======== Exercise materials ========

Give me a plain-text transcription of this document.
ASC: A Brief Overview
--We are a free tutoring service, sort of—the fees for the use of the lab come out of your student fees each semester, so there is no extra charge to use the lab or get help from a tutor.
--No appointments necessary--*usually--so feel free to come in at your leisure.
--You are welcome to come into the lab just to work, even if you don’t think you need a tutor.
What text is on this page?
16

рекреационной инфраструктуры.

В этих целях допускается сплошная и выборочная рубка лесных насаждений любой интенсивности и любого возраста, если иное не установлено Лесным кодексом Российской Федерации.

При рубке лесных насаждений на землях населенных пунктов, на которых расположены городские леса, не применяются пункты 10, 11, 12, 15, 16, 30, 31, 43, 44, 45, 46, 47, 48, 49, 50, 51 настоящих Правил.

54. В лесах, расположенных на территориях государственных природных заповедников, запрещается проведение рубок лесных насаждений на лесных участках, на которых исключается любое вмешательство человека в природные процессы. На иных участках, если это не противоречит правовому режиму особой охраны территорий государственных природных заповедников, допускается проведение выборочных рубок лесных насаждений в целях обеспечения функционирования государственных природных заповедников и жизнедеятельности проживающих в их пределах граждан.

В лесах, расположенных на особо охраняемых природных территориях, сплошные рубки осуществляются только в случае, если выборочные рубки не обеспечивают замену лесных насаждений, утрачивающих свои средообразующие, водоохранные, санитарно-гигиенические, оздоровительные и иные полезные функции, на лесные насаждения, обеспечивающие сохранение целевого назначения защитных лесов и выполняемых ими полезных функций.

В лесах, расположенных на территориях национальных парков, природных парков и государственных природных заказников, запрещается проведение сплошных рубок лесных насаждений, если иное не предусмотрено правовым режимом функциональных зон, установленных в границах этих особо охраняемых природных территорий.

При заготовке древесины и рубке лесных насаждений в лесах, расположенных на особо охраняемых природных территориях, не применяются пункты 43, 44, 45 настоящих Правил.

========

### Written task
Quote every record above exactly.

### Complete output
Give me a plain-text transcription of this document.
ASC: A Brief Overview
--We are a free tutoring service, sort of—the fees for the use of the lab come out of your student fees each semester, so there is no extra charge to use the lab or get help from a tutor.
--No appointments necessary--*usually--so feel free to come in at your leisure.
--You are welcome to come into the lab just to work, even if you don’t think you need a tutor.
What text is on this page?
16

рекреационной инфраструктуры.

В этих целях допускается сплошная и выборочная рубка лесных насаждений любой интенсивности и любого возраста, если иное не установлено Лесным кодексом Российской Федерации.

При рубке лесных насаждений на землях населенных пунктов, на которых расположены городские леса, не применяются пункты 10, 11, 12, 15, 16, 30, 31, 43, 44, 45, 46, 47, 48, 49, 50, 51 настоящих Правил.

54. В лесах, расположенных на территориях государственных природных заповедников, запрещается проведение рубок лесных насаждений на лесных участках, на которых исключается любое вмешательство человека в природные процессы. На иных участках, если это не противоречит правовому режиму особой охраны территорий государственных природных заповедников, допускается проведение выборочных рубок лесных насаждений в целях обеспечения функционирования государственных природных заповедников и жизнедеятельности проживающих в их пределах граждан.

В лесах, расположенных на особо охраняемых природных территориях, сплошные рубки осуществляются только в случае, если выборочные рубки не обеспечивают замену лесных насаждений, утрачивающих свои средообразующие, водоохранные, санитарно-гигиенические, оздоровительные и иные полезные функции, на лесные насаждения, обеспечивающие сохранение целевого назначения защитных лесов и выполняемых ими полезных функций.

В лесах, расположенных на территориях национальных парков, природных парков и государственных природных заказников, запрещается проведение сплошных рубок лесных насаждений, если иное не предусмотрено правовым режимом функциональных зон, установленных в границах этих особо охраняемых природных территорий.

При заготовке древесины и рубке лесных насаждений в лесах, расположенных на особо охраняемых природных территориях, не применяются пункты 43, 44, 45 настоящих Правил.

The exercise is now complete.